WHAT YOU SHOULD DO:
Give every line again exactly as it appears, please, but not the pictures.

Saved entries
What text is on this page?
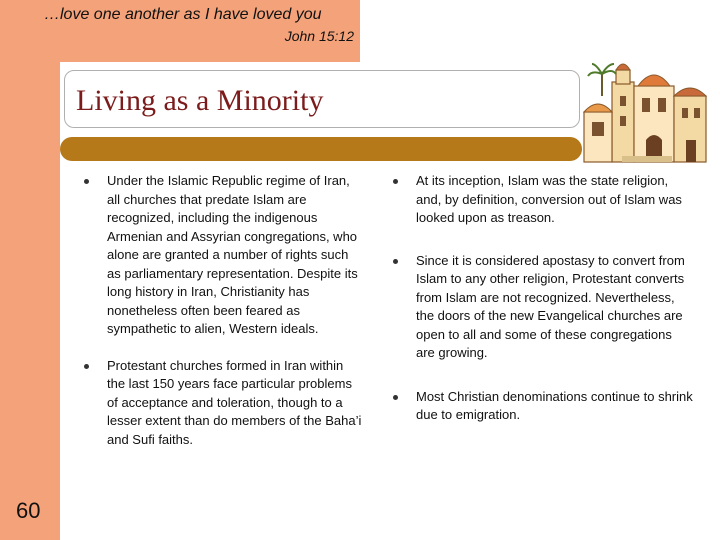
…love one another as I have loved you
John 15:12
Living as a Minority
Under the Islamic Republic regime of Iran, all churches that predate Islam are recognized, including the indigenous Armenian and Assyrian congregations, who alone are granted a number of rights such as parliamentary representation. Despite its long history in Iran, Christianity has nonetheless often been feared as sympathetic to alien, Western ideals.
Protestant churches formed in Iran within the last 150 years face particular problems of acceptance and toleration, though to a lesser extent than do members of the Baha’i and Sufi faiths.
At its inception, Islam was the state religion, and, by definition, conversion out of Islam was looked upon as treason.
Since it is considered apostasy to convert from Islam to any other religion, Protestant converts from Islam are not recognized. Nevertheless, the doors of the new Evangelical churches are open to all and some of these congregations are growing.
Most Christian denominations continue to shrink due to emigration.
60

WRITTEN RESPONSE:
What text is on this page?
…love one another as I have loved you
John 15:12
Living as a Minority
Under the Islamic Republic regime of Iran, all churches that predate Islam are recognized, including the indigenous Armenian and Assyrian congregations, who alone are granted a number of rights such as parliamentary representation. Despite its long history in Iran, Christianity has nonetheless often been feared as sympathetic to alien, Western ideals.
Protestant churches formed in Iran within the last 150 years face particular problems of acceptance and toleration, though to a lesser extent than do members of the Baha’i and Sufi faiths.
At its inception, Islam was the state religion, and, by definition, conversion out of Islam was looked upon as treason.
Since it is considered apostasy to convert from Islam to any other religion, Protestant converts from Islam are not recognized. Nevertheless, the doors of the new Evangelical churches are open to all and some of these congregations are growing.
Most Christian denominations continue to shrink due to emigration.
60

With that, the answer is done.